__TASK TO CARRY OUT__:
Search the data below for "pork"; list each line that holds it.

Records
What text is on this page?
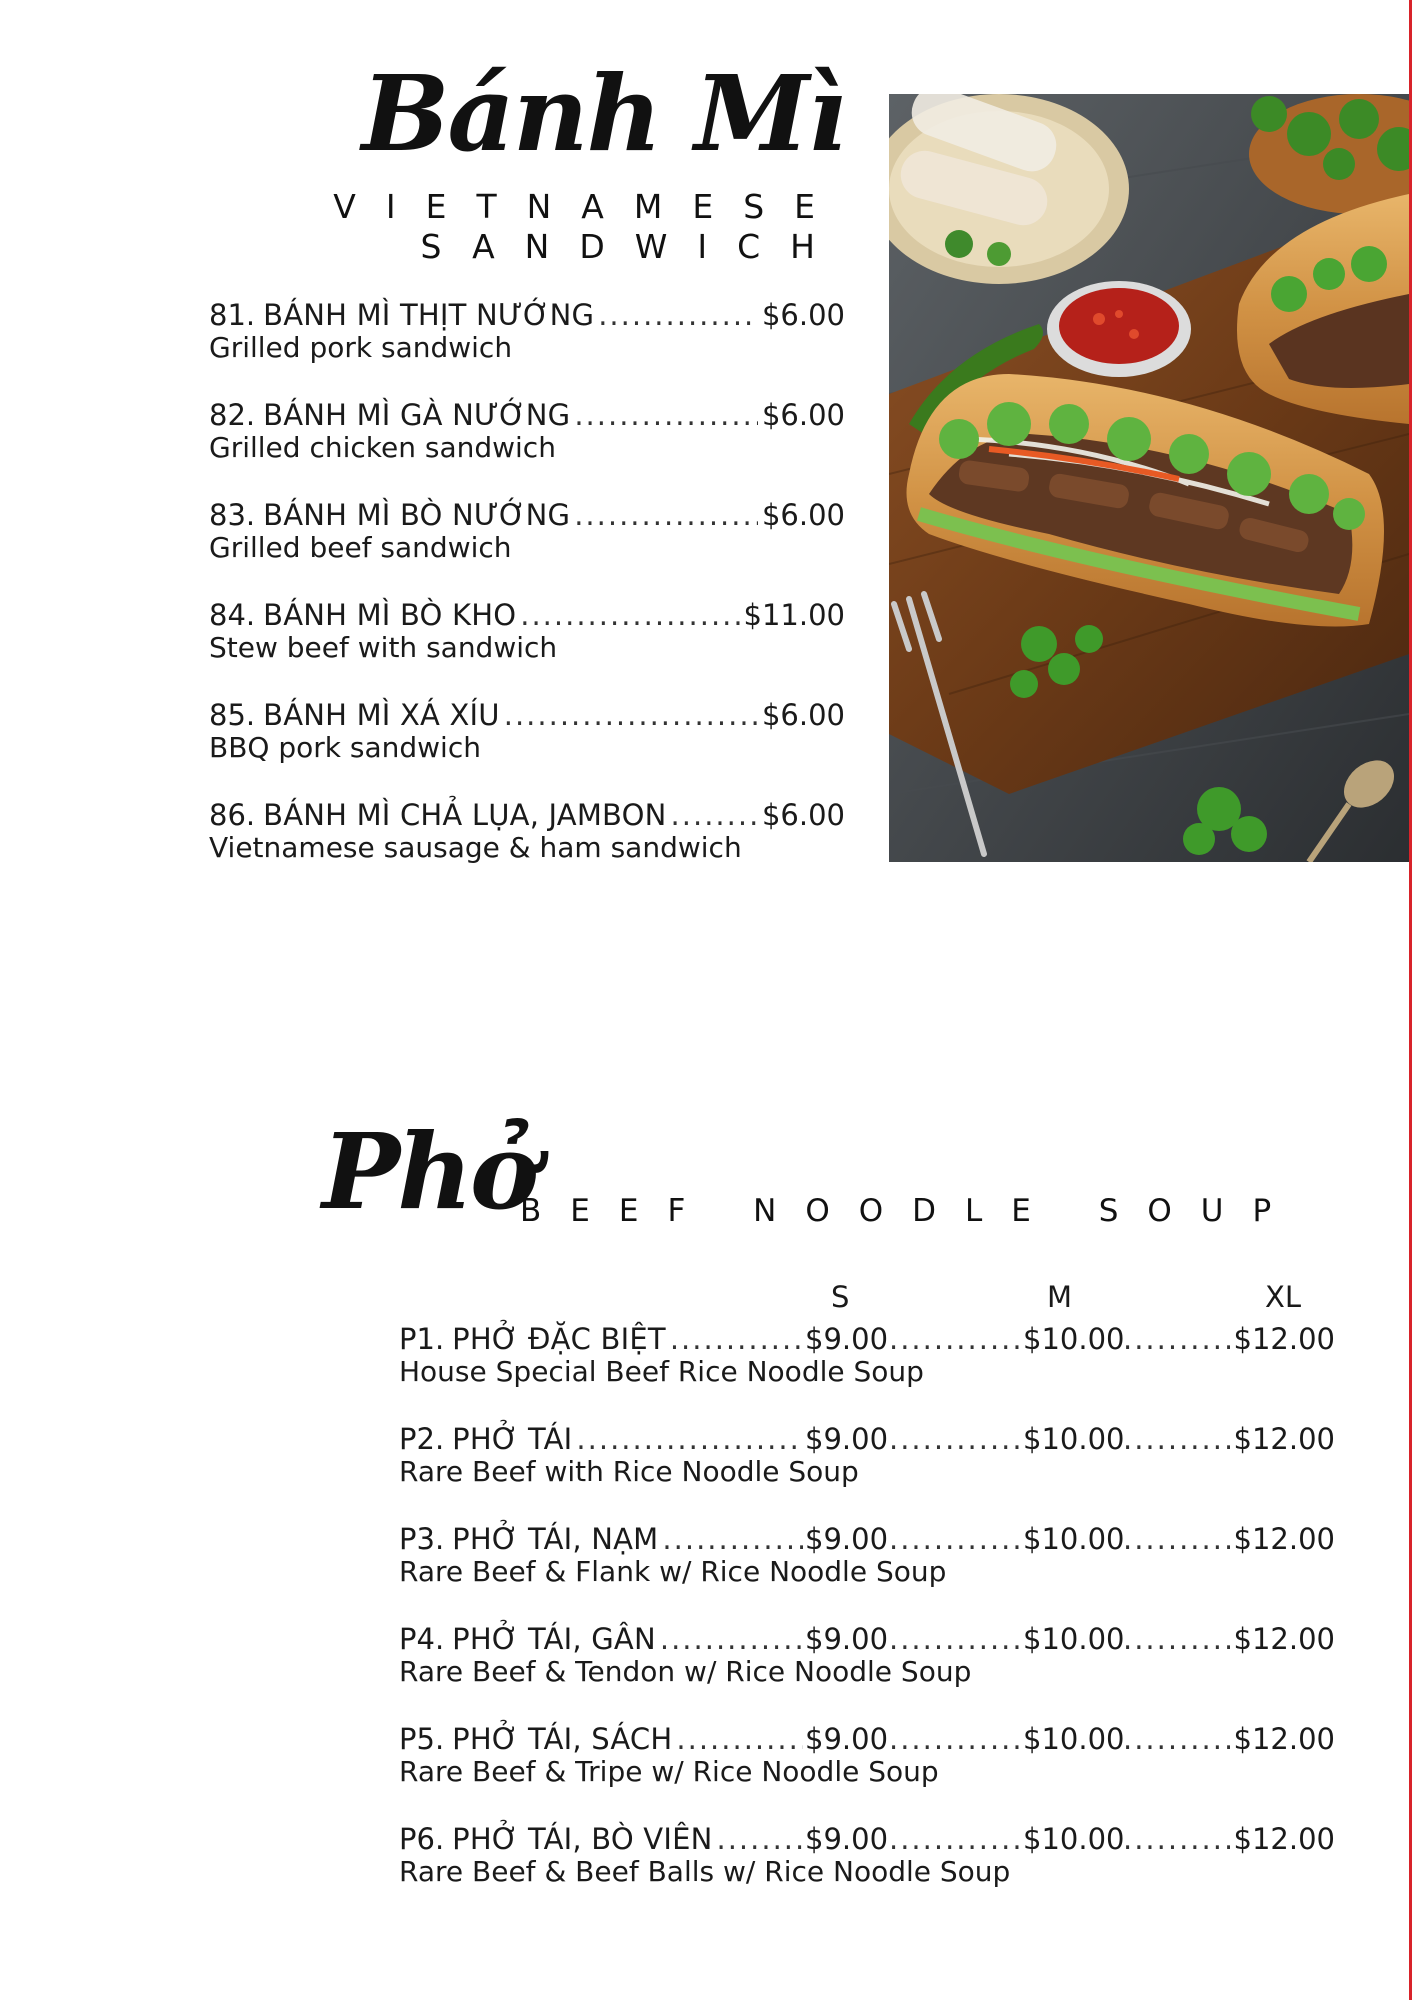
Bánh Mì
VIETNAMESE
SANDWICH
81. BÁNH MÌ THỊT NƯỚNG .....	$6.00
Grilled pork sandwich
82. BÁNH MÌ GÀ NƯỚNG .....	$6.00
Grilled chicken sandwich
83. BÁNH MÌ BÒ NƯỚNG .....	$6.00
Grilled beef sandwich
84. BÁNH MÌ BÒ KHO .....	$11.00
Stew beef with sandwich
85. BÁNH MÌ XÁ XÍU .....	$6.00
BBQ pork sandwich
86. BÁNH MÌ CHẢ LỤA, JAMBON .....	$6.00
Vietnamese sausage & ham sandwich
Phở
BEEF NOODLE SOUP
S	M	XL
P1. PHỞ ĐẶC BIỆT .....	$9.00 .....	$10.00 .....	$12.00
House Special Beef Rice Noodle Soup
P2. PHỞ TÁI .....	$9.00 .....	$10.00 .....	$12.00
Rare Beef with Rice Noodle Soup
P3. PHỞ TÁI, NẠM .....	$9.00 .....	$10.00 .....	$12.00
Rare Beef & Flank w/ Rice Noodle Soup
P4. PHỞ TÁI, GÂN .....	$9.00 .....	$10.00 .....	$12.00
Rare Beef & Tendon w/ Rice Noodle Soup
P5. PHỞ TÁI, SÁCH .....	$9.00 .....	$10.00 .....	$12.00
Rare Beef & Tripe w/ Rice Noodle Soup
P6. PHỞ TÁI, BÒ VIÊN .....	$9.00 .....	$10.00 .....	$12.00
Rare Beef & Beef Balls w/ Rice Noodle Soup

* * *

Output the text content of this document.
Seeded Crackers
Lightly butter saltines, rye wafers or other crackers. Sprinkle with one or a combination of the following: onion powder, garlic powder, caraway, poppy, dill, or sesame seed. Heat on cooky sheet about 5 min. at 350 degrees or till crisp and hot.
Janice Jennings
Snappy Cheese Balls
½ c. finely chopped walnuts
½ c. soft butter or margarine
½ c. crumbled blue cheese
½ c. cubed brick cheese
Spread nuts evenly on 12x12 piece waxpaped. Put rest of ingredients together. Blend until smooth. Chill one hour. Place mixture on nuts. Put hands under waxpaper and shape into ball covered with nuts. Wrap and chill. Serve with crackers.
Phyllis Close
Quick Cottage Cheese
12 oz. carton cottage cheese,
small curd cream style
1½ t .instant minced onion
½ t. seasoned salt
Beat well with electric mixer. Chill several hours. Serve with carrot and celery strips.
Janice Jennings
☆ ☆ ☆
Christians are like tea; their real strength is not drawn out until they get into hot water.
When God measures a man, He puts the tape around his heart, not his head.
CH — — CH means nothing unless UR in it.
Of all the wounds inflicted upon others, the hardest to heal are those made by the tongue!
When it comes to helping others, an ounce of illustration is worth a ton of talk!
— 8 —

==

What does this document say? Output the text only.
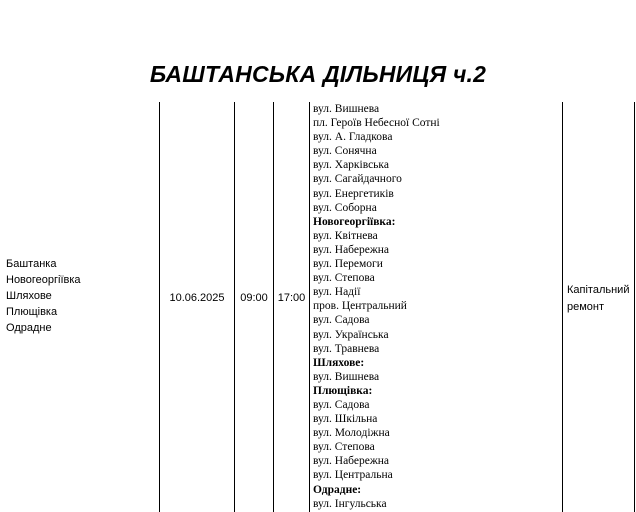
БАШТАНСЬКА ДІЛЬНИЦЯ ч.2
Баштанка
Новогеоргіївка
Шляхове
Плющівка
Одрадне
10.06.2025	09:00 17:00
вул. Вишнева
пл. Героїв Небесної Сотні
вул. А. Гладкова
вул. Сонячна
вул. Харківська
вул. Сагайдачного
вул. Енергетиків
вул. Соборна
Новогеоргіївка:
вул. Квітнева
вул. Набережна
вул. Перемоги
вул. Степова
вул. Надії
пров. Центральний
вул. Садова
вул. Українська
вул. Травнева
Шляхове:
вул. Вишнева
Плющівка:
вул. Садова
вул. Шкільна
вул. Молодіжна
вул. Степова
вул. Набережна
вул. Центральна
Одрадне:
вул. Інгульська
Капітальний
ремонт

__SOLUTION TO THE EXERCISE__:
Grilled pork sandwich
BBQ pork sandwich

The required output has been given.